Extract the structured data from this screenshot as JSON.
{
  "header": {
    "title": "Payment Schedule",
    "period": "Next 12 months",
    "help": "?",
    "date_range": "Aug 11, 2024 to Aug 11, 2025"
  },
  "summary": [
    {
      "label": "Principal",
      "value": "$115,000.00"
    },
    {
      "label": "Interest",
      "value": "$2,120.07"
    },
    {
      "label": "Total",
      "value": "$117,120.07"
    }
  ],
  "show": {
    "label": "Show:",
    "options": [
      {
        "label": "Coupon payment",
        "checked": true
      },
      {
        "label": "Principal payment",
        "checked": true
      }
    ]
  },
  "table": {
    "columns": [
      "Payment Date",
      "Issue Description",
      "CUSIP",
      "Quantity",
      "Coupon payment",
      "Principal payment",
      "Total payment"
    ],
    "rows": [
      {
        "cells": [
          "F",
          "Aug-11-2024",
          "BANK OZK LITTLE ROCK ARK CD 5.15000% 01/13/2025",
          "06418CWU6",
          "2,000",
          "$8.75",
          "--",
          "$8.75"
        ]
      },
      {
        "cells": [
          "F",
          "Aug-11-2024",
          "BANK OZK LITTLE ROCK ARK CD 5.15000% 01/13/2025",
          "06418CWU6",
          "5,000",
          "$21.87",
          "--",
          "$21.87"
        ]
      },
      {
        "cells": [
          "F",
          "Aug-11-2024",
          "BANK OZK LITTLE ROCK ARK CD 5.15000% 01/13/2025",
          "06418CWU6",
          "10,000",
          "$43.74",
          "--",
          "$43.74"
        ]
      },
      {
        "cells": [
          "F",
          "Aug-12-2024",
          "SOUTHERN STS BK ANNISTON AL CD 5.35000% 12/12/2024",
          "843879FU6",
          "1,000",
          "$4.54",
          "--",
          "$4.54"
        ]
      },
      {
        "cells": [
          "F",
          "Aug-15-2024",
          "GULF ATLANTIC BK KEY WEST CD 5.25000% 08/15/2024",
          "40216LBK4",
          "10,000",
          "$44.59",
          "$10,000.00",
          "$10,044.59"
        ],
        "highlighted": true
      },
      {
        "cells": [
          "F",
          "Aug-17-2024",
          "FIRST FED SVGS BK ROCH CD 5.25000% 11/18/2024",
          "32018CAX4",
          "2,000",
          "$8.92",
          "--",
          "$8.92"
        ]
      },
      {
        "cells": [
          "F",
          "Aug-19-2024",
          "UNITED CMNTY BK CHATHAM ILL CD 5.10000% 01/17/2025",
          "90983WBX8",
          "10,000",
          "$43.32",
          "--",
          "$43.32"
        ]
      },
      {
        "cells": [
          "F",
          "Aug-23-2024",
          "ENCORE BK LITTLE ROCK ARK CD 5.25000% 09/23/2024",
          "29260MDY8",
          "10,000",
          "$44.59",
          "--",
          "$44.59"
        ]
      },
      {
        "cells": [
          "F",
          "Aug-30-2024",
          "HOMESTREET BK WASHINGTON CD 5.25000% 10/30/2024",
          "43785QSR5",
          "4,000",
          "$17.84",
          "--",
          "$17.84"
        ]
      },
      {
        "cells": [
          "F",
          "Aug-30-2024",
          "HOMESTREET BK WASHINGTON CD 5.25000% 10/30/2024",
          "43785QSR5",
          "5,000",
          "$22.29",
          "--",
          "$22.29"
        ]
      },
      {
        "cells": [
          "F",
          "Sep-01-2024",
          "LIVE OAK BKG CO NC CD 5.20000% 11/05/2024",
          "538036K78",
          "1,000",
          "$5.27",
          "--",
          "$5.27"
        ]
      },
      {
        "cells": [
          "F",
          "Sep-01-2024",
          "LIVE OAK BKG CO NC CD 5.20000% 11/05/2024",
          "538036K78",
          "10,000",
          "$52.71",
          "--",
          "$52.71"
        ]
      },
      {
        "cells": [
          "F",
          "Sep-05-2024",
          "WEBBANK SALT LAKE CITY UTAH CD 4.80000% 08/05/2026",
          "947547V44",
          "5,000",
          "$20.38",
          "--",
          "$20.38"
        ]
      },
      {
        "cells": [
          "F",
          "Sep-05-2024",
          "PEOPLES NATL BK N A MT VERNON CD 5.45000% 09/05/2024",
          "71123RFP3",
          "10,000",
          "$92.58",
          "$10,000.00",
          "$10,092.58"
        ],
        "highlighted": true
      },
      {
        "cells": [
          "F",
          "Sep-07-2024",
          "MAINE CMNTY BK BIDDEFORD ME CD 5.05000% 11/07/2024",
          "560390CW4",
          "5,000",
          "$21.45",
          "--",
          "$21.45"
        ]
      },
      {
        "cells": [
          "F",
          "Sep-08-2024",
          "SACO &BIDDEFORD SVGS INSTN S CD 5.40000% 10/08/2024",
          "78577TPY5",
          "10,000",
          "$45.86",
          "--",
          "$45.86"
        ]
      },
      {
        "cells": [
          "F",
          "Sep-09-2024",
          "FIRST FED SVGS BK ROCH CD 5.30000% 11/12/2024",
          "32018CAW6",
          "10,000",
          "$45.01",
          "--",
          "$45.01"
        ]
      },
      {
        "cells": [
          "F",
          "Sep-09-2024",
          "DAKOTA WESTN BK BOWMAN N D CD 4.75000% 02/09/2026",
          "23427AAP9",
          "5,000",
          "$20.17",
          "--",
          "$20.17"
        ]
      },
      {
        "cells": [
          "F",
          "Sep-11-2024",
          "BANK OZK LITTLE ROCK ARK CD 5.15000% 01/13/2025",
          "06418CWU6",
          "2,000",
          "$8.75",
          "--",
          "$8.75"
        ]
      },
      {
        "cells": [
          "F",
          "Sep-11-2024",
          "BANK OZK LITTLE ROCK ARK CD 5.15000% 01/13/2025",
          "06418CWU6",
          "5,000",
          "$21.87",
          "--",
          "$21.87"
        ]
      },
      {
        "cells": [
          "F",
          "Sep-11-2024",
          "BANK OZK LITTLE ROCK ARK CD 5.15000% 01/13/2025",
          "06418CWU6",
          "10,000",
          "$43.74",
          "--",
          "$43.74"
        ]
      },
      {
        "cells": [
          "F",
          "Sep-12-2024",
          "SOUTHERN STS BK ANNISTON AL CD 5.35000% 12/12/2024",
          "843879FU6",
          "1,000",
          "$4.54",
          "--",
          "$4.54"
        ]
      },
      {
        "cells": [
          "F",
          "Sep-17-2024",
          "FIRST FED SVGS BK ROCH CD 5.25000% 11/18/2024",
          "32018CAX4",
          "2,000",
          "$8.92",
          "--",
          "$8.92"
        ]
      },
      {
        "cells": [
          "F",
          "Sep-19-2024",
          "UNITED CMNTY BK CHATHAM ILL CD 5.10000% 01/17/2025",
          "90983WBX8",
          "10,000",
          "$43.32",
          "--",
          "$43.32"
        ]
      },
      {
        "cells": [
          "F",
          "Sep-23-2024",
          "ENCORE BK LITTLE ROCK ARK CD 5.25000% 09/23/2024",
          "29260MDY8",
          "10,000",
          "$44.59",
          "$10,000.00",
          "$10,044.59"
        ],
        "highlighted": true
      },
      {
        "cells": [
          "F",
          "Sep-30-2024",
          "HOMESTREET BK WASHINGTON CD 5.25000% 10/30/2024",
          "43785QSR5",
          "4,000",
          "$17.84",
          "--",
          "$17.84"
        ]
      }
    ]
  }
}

* **Set problem**: Your task is to quote the listing above word for word.

* **Solution to this task**:
Extract the structured data from this screenshot as JSON.
{
  "header": {
    "title": "Payment Schedule",
    "period": "Next 12 months",
    "help": "?",
    "date_range": "Aug 11, 2024 to Aug 11, 2025"
  },
  "summary": [
    {
      "label": "Principal",
      "value": "$115,000.00"
    },
    {
      "label": "Interest",
      "value": "$2,120.07"
    },
    {
      "label": "Total",
      "value": "$117,120.07"
    }
  ],
  "show": {
    "label": "Show:",
    "options": [
      {
        "label": "Coupon payment",
        "checked": true
      },
      {
        "label": "Principal payment",
        "checked": true
      }
    ]
  },
  "table": {
    "columns": [
      "Payment Date",
      "Issue Description",
      "CUSIP",
      "Quantity",
      "Coupon payment",
      "Principal payment",
      "Total payment"
    ],
    "rows": [
      {
        "cells": [
          "F",
          "Aug-11-2024",
          "BANK OZK LITTLE ROCK ARK CD 5.15000% 01/13/2025",
          "06418CWU6",
          "2,000",
          "$8.75",
          "--",
          "$8.75"
        ]
      },
      {
        "cells": [
          "F",
          "Aug-11-2024",
          "BANK OZK LITTLE ROCK ARK CD 5.15000% 01/13/2025",
          "06418CWU6",
          "5,000",
          "$21.87",
          "--",
          "$21.87"
        ]
      },
      {
        "cells": [
          "F",
          "Aug-11-2024",
          "BANK OZK LITTLE ROCK ARK CD 5.15000% 01/13/2025",
          "06418CWU6",
          "10,000",
          "$43.74",
          "--",
          "$43.74"
        ]
      },
      {
        "cells": [
          "F",
          "Aug-12-2024",
          "SOUTHERN STS BK ANNISTON AL CD 5.35000% 12/12/2024",
          "843879FU6",
          "1,000",
          "$4.54",
          "--",
          "$4.54"
        ]
      },
      {
        "cells": [
          "F",
          "Aug-15-2024",
          "GULF ATLANTIC BK KEY WEST CD 5.25000% 08/15/2024",
          "40216LBK4",
          "10,000",
          "$44.59",
          "$10,000.00",
          "$10,044.59"
        ],
        "highlighted": true
      },
      {
        "cells": [
          "F",
          "Aug-17-2024",
          "FIRST FED SVGS BK ROCH CD 5.25000% 11/18/2024",
          "32018CAX4",
          "2,000",
          "$8.92",
          "--",
          "$8.92"
        ]
      },
      {
        "cells": [
          "F",
          "Aug-19-2024",
          "UNITED CMNTY BK CHATHAM ILL CD 5.10000% 01/17/2025",
          "90983WBX8",
          "10,000",
          "$43.32",
          "--",
          "$43.32"
        ]
      },
      {
        "cells": [
          "F",
          "Aug-23-2024",
          "ENCORE BK LITTLE ROCK ARK CD 5.25000% 09/23/2024",
          "29260MDY8",
          "10,000",
          "$44.59",
          "--",
          "$44.59"
        ]
      },
      {
        "cells": [
          "F",
          "Aug-30-2024",
          "HOMESTREET BK WASHINGTON CD 5.25000% 10/30/2024",
          "43785QSR5",
          "4,000",
          "$17.84",
          "--",
          "$17.84"
        ]
      },
      {
        "cells": [
          "F",
          "Aug-30-2024",
          "HOMESTREET BK WASHINGTON CD 5.25000% 10/30/2024",
          "43785QSR5",
          "5,000",
          "$22.29",
          "--",
          "$22.29"
        ]
      },
      {
        "cells": [
          "F",
          "Sep-01-2024",
          "LIVE OAK BKG CO NC CD 5.20000% 11/05/2024",
          "538036K78",
          "1,000",
          "$5.27",
          "--",
          "$5.27"
        ]
      },
      {
        "cells": [
          "F",
          "Sep-01-2024",
          "LIVE OAK BKG CO NC CD 5.20000% 11/05/2024",
          "538036K78",
          "10,000",
          "$52.71",
          "--",
          "$52.71"
        ]
      },
      {
        "cells": [
          "F",
          "Sep-05-2024",
          "WEBBANK SALT LAKE CITY UTAH CD 4.80000% 08/05/2026",
          "947547V44",
          "5,000",
          "$20.38",
          "--",
          "$20.38"
        ]
      },
      {
        "cells": [
          "F",
          "Sep-05-2024",
          "PEOPLES NATL BK N A MT VERNON CD 5.45000% 09/05/2024",
          "71123RFP3",
          "10,000",
          "$92.58",
          "$10,000.00",
          "$10,092.58"
        ],
        "highlighted": true
      },
      {
        "cells": [
          "F",
          "Sep-07-2024",
          "MAINE CMNTY BK BIDDEFORD ME CD 5.05000% 11/07/2024",
          "560390CW4",
          "5,000",
          "$21.45",
          "--",
          "$21.45"
        ]
      },
      {
        "cells": [
          "F",
          "Sep-08-2024",
          "SACO &BIDDEFORD SVGS INSTN S CD 5.40000% 10/08/2024",
          "78577TPY5",
          "10,000",
          "$45.86",
          "--",
          "$45.86"
        ]
      },
      {
        "cells": [
          "F",
          "Sep-09-2024",
          "FIRST FED SVGS BK ROCH CD 5.30000% 11/12/2024",
          "32018CAW6",
          "10,000",
          "$45.01",
          "--",
          "$45.01"
        ]
      },
      {
        "cells": [
          "F",
          "Sep-09-2024",
          "DAKOTA WESTN BK BOWMAN N D CD 4.75000% 02/09/2026",
          "23427AAP9",
          "5,000",
          "$20.17",
          "--",
          "$20.17"
        ]
      },
      {
        "cells": [
          "F",
          "Sep-11-2024",
          "BANK OZK LITTLE ROCK ARK CD 5.15000% 01/13/2025",
          "06418CWU6",
          "2,000",
          "$8.75",
          "--",
          "$8.75"
        ]
      },
      {
        "cells": [
          "F",
          "Sep-11-2024",
          "BANK OZK LITTLE ROCK ARK CD 5.15000% 01/13/2025",
          "06418CWU6",
          "5,000",
          "$21.87",
          "--",
          "$21.87"
        ]
      },
      {
        "cells": [
          "F",
          "Sep-11-2024",
          "BANK OZK LITTLE ROCK ARK CD 5.15000% 01/13/2025",
          "06418CWU6",
          "10,000",
          "$43.74",
          "--",
          "$43.74"
        ]
      },
      {
        "cells": [
          "F",
          "Sep-12-2024",
          "SOUTHERN STS BK ANNISTON AL CD 5.35000% 12/12/2024",
          "843879FU6",
          "1,000",
          "$4.54",
          "--",
          "$4.54"
        ]
      },
      {
        "cells": [
          "F",
          "Sep-17-2024",
          "FIRST FED SVGS BK ROCH CD 5.25000% 11/18/2024",
          "32018CAX4",
          "2,000",
          "$8.92",
          "--",
          "$8.92"
        ]
      },
      {
        "cells": [
          "F",
          "Sep-19-2024",
          "UNITED CMNTY BK CHATHAM ILL CD 5.10000% 01/17/2025",
          "90983WBX8",
          "10,000",
          "$43.32",
          "--",
          "$43.32"
        ]
      },
      {
        "cells": [
          "F",
          "Sep-23-2024",
          "ENCORE BK LITTLE ROCK ARK CD 5.25000% 09/23/2024",
          "29260MDY8",
          "10,000",
          "$44.59",
          "$10,000.00",
          "$10,044.59"
        ],
        "highlighted": true
      },
      {
        "cells": [
          "F",
          "Sep-30-2024",
          "HOMESTREET BK WASHINGTON CD 5.25000% 10/30/2024",
          "43785QSR5",
          "4,000",
          "$17.84",
          "--",
          "$17.84"
        ]
      }
    ]
  }
}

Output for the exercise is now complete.